>> start TEXT SECTION
1.5 Discharge. The Parties agree that the repayment by GMIL of the Cash Advance in accordance with Section 1.2 and/or conversion into the Issuer’s Securities or exchange for the Acquiror Securities in accordance with section 1.4 shall constitute full discharge of the obligations of GMIL, the Company and the Stockholders under this Agreement and the Investor shall not have any claims (including without limitation any past or existing claims including without limitation, all sums of money, actions proceedings, claims and demand whatsoever which the Investor may have against GMIL, the Company and the Stockholders for or on account of or in connection with the Cash Advance) against GMIL, the Company and the Stockholders for or on account of or in connection with the Cash Advance.
ARTICLE 2
GENERAL PROVISIONS
2.1 Public Announcements.
(a) Securities Regulations. Investor may, if required by applicable Law, prepare an announcement relating to this Agreement and the transactions contemplated by this Agreement in accordance with the securities laws of the United States and applicable NASDAQ listing rules. The Parties acknowledge and agree that such announcement may be required to be filed with the SEC under cover of Form 6-K, or otherwise, which announcement may be released to the public by the SEC or NASDAQ.
>> end TEXT SECTION
>> start RECORDED INFORMATION
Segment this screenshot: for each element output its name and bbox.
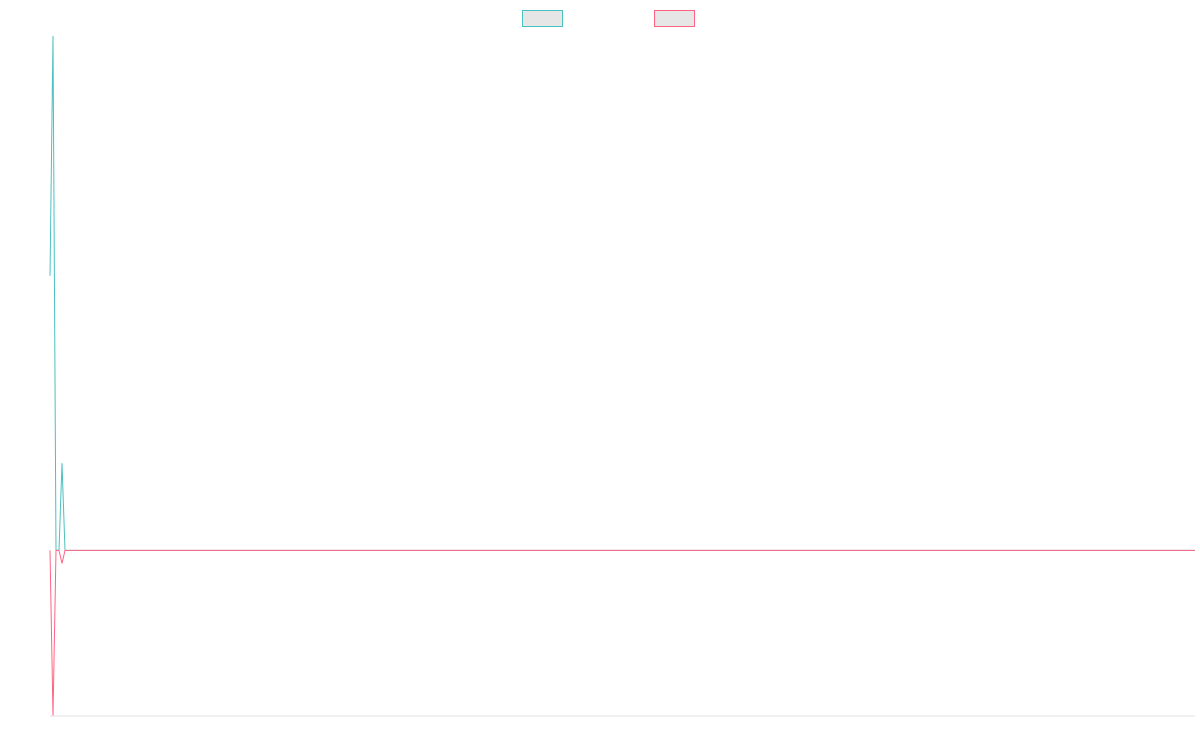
>> end RECORDED INFORMATION
**TASKS FOR THIS EXERCISE**
**A.** According to the agreement excerpt, under cover of which form may the announcement be required to be filed with the SEC?
**B.** Summarize the agreement excerpt in two sentences.
**C.** Translate this sentence from the agreement excerpt into Spanish: "The Parties acknowledge and agree that such announcement may be required to be filed with the SEC under cover of Form 6-K, or otherwise, which announcement may be released to the public by the SEC or NASDAQ."

**TASK RESULTS**
**A.** Form 6-K.

**B.** The repayment of the Cash Advance by GMIL, or its conversion into the Issuer's Securities or exchange for the Acquiror Securities, fully discharges the obligations of GMIL, the Company and the Stockholders under the Agreement, and the Investor then has no claims against them in connection with the Cash Advance. If applicable Law requires it, the Investor may prepare a public announcement about the Agreement and its transactions under United States securities laws and NASDAQ listing rules, and that announcement may have to be filed with the SEC and may be released to the public by the SEC or NASDAQ.

**C.** Las Partes reconocen y acuerdan que dicho anuncio podría tener que presentarse ante la SEC mediante el Formulario 6-K, o de otro modo, y que dicho anuncio podría ser divulgado al público por la SEC o por NASDAQ.